SOURCE:

Thank you for offer. Would like to see the list, at your convenience. The book section you refer to is based on U.S. trials with 122mm APBC, Russian penetration test results during WW II (provided on Russian Battlefield site and by Vasiliy Fofanov), data in Woodman's book and analysis of all the data to see if it made sense and was consistent. Recent posts on Tankers forum show that APBC estimates in our book for 122mm and 85mm rounds are consistent with Russian figures from WW II. Our penetration data was applied to post-WW II Russian trials against captured American armor from Korea and worked fairly well. Firing tests with 100mm APBC captured during 1950's showed rounds penetrating less than we predicted, which could be due to lowered quality export ammo, or could be result of high impact velocity which diminished APBC performance. The 76.2mm T34 APBC estimates we prepared look reasonable but have some troublesome aspects. Our analysis of 57mm APBC penetration data from Russian sources, using all the data we have accumulated, suggested muzzle velocity was 871 m/s instead of the 990 m/s that is usually quoted. Mile Krogfus sent me an American penetration graph for Russian ammo at 30 degrees that listed 57mm L73 APBC muzzle velocity at 850 m/s (interesting, wouldn't you say). While there is always room for improvement, and I am always going back over the Russian penetration figures and comparing them to combat results, our work seems to have many consistencies going for it. Fragile is not the correct word for the Russian penetration estimates, since the results have been tested many times. It may be that further work will change some of the figures. The biggest issue right now concerns Russian AP penetration stats, which limit 100mm and 122mm guns to very short effective ranges against 82mm/55 degree armor. Source references that might help verify what we have done to date, or suggest improvements, would be gratefully accepted. Lorrin [ November 12, 2002, 07:02 AM: Message edited by: rexford ]

Actually, Jeff's statement is not totally correct. When 122mm APBC proved effective against sloped tank armor it appears to have surprised the Russian tank designers. 122mm APBC was not necessarily developed to fight Panthers. However, it is notable that SU 100 was originally intended to use APBC ammo and would have if production problems had not eliminated that option. The Russians appear to have known about the superior sloped armor effectiveness of APBC by the time SU 100 was being designed. I never implied that APBC was developed to penetrate sloped German armor, and don't remember anyone else say something like that on this forum.

GIVEN MATERIAL:
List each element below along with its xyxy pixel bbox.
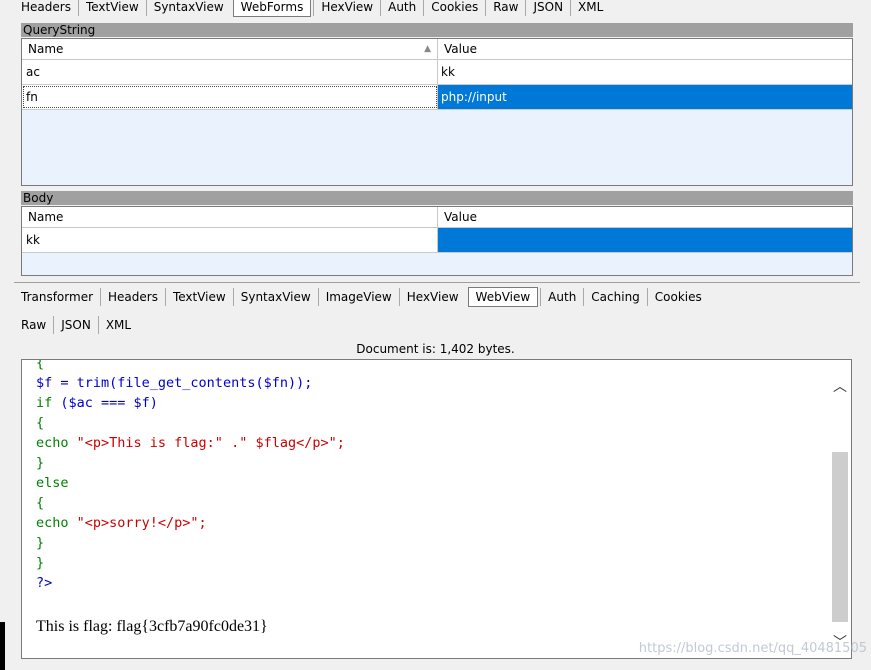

DIRECTIONS:
1. Return, word for word, the passage of the APBC penetration discussion that begins at the words "Actually, Jeff's statement" and stops after "on this forum.".
2. Carry the APBC penetration discussion on from its last sentence.

ANSWERS TO THE EXERCISE:
1.
Actually, Jeff's statement is not totally correct. When 122mm APBC proved effective against sloped tank armor it appears to have surprised the Russian tank designers. 122mm APBC was not necessarily developed to fight Panthers. However, it is notable that SU 100 was originally intended to use APBC ammo and would have if production problems had not eliminated that option. The Russians appear to have known about the superior sloped armor effectiveness of APBC by the time SU 100 was being designed. I never implied that APBC was developed to penetrate sloped German armor, and don't remember anyone else say something like that on this forum.

2.
Jeff's last statement, about APBC only doing well against overmatched armor, is not correct. Actual firing test results disprove his assertion. 122mm APBC firing tests showed that the round did better and better against really thick armor as the impact velocity increased. The rate of penetration increase for a given increase (%) in velocity improved as impact velocity increased. Above 2200 fps 122mm APBC penetration increases as velocity raised to 2.5 power, from 1800 to 2200 fps penetration increases as velocity raised to 1.8 power. The math disproves Jeff's point. A 10% increase in velocity above 2200 fps buys 27% more penetration, at 2000 fps a 10% velocity increase buys 19% more penetration. 122mm APBC penetrates 207mm at 2600 fps impact, which is the opposite of the condition Jeff referred to. When the impact velocity of flat nose APBC increases, the armor's ability to resist the tremendous impact imparted by the blunt shape appears to radically decrease. There are limits here, such as when 57mm APBC strikes at 3000+ fps. 57mm APBC doesn't do very well for some reason.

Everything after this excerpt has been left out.